[begin RECORDS FOR THIS EXERCISE]
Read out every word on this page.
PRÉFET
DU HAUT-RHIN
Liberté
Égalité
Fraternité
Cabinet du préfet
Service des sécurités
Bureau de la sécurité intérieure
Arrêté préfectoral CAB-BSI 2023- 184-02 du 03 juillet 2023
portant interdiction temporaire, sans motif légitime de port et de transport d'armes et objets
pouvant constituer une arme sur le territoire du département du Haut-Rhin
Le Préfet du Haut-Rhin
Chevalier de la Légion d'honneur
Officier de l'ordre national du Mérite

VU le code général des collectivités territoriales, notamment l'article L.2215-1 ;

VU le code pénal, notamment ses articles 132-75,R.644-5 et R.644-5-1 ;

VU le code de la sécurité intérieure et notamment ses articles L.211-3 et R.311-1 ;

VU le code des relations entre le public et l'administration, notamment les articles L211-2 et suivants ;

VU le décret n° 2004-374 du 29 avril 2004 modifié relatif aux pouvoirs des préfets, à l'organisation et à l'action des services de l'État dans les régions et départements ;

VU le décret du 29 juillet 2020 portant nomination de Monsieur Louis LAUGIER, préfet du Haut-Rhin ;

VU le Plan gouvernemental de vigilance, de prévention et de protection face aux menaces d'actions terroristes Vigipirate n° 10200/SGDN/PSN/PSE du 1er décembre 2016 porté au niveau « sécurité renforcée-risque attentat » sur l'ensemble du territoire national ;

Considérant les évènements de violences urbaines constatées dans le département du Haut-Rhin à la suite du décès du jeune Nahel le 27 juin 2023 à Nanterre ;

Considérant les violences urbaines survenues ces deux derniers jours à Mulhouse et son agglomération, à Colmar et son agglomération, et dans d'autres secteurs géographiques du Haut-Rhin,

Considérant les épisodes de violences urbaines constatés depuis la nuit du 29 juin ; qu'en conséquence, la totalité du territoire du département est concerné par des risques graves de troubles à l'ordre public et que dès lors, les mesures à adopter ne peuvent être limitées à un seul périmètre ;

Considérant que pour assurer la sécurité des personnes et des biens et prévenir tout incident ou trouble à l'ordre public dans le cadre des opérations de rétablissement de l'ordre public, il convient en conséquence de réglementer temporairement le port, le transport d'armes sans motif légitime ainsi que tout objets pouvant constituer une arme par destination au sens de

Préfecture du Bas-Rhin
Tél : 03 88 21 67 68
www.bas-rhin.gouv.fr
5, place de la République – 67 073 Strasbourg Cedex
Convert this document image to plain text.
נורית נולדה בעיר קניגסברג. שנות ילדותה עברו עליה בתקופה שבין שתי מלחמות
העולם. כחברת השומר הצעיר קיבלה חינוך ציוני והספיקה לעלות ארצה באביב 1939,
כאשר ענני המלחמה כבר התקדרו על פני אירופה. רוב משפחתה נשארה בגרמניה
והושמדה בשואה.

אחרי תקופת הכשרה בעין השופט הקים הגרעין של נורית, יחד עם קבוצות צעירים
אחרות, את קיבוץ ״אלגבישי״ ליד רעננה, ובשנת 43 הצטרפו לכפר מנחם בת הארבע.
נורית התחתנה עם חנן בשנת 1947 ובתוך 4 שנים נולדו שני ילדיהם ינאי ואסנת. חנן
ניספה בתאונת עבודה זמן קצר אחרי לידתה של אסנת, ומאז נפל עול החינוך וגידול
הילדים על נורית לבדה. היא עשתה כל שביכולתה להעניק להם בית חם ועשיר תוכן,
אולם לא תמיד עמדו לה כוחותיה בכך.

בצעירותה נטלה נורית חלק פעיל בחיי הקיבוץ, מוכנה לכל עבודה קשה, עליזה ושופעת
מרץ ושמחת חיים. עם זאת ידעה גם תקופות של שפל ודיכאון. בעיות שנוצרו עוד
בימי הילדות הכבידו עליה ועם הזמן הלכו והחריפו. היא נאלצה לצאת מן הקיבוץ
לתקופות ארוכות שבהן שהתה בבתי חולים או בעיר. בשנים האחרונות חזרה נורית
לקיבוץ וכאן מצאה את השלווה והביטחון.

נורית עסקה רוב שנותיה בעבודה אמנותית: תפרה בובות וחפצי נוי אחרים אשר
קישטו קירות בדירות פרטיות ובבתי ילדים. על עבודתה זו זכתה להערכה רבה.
[end RECORDS FOR THIS EXERCISE]
→ **STATED TASK**: Reproduce exactly the line containing "Convert this document image to plain text." and every line after it through the end of the records above, and nothing else.

→ **TASK SOLUTION**:
Convert this document image to plain text.
נורית נולדה בעיר קניגסברג. שנות ילדותה עברו עליה בתקופה שבין שתי מלחמות
העולם. כחברת השומר הצעיר קיבלה חינוך ציוני והספיקה לעלות ארצה באביב 1939,
כאשר ענני המלחמה כבר התקדרו על פני אירופה. רוב משפחתה נשארה בגרמניה
והושמדה בשואה.

אחרי תקופת הכשרה בעין השופט הקים הגרעין של נורית, יחד עם קבוצות צעירים
אחרות, את קיבוץ ״אלגבישי״ ליד רעננה, ובשנת 43 הצטרפו לכפר מנחם בת הארבע.
נורית התחתנה עם חנן בשנת 1947 ובתוך 4 שנים נולדו שני ילדיהם ינאי ואסנת. חנן
ניספה בתאונת עבודה זמן קצר אחרי לידתה של אסנת, ומאז נפל עול החינוך וגידול
הילדים על נורית לבדה. היא עשתה כל שביכולתה להעניק להם בית חם ועשיר תוכן,
אולם לא תמיד עמדו לה כוחותיה בכך.

בצעירותה נטלה נורית חלק פעיל בחיי הקיבוץ, מוכנה לכל עבודה קשה, עליזה ושופעת
מרץ ושמחת חיים. עם זאת ידעה גם תקופות של שפל ודיכאון. בעיות שנוצרו עוד
בימי הילדות הכבידו עליה ועם הזמן הלכו והחריפו. היא נאלצה לצאת מן הקיבוץ
לתקופות ארוכות שבהן שהתה בבתי חולים או בעיר. בשנים האחרונות חזרה נורית
לקיבוץ וכאן מצאה את השלווה והביטחון.

נורית עסקה רוב שנותיה בעבודה אמנותית: תפרה בובות וחפצי נוי אחרים אשר
קישטו קירות בדירות פרטיות ובבתי ילדים. על עבודתה זו זכתה להערכה רבה.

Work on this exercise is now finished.